Animals 2019, 9(6), 354; https://doi.org/10.3390/ani9060354
Submission received: 30 April 2019 / Revised: 8 June 2019 / Accepted: 10 June 2019 / Published: 14 June 2019

Abstract

:

Simple Summary

The German animal welfare requirements for rabbit housing did not take into account scientific results on the design of the floor. So, a maximum slot width of 11 mm and a degree of perforation of the raised level of 15% was required for growing rabbits. Such a floor was compared with alternative floor types in terms of the frequencies of polluted and injured animals. It could be shown that a floor following the requirements of the German animal protection ordinance led to the highest frequencies of polluted and injured animals compared with the other three floor designs. At the same time, alternatives for an animal-friendly floor, including the elevated platform, were presented under animal welfare aspects. The highest level of cleanliness and the lowest frequency of injured animals was demonstrated on a plastic floor with 5 mm slat width and 13 mm slot width, both on the base and on the elevated level (75% perforation).

Abstract

In Germany, an animal welfare ordinance for the housing of rabbits was issued which did not take into account the current investigations on floor design. The aim of the investigations was to study the effects of floor design on dirtiness and occurrence of lesions on the legs of growing rabbits. A total of 1837 weaned rabbits, kept on four different floor designs, were examined for body lesions and the dirtiness of the soles of the feet at the end of the growing period. Two four-stage scoring systems (0–3) were used to record the dirtiness and the lesions on the feet. A floor according to the provisions of the German animal protection ordinance (10 mm slat width; 50% perforation on floor area; <15% perforation on the elevated platform) led to the most polluted and injured rabbits. The best cleanliness and the lowest injury rate of the growing rabbits was achieved on a plastic floor with 5 mm slat width and 13 mm slot width, both on the ground and elevated platform (75% perforation). The requirements of the German housing regulations on the floor for growing rabbits do not correspond to animal welfare.

[Tasks]
(1) List each stage of the publication history in the rabbit flooring abstract, with its date.
(2) Translate this sentence from the rabbit flooring abstract into German: "Two four-stage scoring systems (0–3) were used to record the dirtiness and the lesions on the feet."
(3) According to the rabbit flooring abstract, how many weaned rabbits were examined?

[Provided records]
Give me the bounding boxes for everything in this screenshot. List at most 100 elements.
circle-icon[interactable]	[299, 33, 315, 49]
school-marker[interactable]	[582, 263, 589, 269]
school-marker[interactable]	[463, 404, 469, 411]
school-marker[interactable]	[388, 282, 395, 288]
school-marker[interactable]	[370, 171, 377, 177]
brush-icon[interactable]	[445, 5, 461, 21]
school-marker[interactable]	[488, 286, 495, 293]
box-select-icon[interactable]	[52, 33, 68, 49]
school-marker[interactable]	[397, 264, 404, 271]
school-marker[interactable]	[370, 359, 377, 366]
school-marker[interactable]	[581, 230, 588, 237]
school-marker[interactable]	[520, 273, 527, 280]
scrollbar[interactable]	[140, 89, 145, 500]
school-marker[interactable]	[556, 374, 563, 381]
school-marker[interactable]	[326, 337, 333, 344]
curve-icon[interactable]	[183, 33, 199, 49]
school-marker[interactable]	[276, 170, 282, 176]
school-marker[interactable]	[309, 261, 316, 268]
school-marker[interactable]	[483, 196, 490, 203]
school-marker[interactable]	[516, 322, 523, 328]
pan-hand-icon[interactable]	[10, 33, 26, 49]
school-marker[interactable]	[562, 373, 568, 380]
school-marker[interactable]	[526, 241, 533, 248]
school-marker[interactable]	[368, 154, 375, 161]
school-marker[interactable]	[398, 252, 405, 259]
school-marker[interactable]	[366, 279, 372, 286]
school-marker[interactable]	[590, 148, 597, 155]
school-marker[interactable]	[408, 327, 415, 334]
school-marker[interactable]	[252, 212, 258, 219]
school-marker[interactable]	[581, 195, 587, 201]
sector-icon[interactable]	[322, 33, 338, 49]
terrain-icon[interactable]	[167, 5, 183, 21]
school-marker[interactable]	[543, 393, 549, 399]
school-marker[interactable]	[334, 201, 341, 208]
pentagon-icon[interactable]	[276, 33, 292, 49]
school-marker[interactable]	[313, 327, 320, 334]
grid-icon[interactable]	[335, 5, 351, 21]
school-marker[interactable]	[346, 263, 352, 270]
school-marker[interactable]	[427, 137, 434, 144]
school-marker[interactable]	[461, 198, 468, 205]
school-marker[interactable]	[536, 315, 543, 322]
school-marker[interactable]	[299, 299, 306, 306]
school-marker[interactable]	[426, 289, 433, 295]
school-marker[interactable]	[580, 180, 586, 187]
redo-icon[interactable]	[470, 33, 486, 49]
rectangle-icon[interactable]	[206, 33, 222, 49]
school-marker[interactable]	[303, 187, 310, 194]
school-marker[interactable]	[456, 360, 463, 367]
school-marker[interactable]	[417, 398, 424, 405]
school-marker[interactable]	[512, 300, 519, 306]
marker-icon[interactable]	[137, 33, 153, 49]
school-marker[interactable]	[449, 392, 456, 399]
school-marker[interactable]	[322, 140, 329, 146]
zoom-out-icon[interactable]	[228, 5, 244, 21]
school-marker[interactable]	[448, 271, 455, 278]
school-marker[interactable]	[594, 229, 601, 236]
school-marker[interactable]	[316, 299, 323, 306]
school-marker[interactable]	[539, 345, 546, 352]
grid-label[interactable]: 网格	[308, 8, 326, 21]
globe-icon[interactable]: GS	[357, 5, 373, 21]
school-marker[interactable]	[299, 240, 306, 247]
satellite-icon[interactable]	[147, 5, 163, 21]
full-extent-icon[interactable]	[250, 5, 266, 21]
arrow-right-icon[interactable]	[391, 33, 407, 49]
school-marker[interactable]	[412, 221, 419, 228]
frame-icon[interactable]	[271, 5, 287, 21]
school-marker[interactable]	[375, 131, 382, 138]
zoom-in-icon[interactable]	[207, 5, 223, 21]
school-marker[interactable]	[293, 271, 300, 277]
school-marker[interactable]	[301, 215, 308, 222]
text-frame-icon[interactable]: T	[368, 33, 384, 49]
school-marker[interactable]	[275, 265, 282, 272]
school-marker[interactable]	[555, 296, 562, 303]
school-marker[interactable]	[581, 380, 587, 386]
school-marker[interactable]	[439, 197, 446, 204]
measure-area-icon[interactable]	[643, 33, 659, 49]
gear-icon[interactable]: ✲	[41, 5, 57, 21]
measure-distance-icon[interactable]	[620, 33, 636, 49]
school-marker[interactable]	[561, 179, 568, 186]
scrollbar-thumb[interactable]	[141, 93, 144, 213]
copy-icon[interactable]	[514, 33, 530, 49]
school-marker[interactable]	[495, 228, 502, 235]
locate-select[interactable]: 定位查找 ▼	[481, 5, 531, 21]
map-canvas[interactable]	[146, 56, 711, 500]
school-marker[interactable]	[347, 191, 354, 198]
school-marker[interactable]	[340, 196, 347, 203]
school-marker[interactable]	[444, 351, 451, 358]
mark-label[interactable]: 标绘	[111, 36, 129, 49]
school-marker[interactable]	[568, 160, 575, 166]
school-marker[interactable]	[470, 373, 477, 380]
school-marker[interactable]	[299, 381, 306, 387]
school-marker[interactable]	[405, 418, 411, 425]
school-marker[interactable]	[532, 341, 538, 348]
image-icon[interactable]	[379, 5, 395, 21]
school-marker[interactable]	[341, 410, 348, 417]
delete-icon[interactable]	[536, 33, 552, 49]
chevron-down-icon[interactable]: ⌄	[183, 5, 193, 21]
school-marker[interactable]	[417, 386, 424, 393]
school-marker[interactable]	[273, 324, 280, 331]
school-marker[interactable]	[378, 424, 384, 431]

[Answers below]
(1)
Submission received: 30 April 2019
Revised: 8 June 2019
Accepted: 10 June 2019
Published: 14 June 2019

(2) Zwei vierstufige Bewertungssysteme (0–3) wurden verwendet, um die Verschmutzung und die Verletzungen an den Füßen zu erfassen.

(3) 1837 weaned rabbits.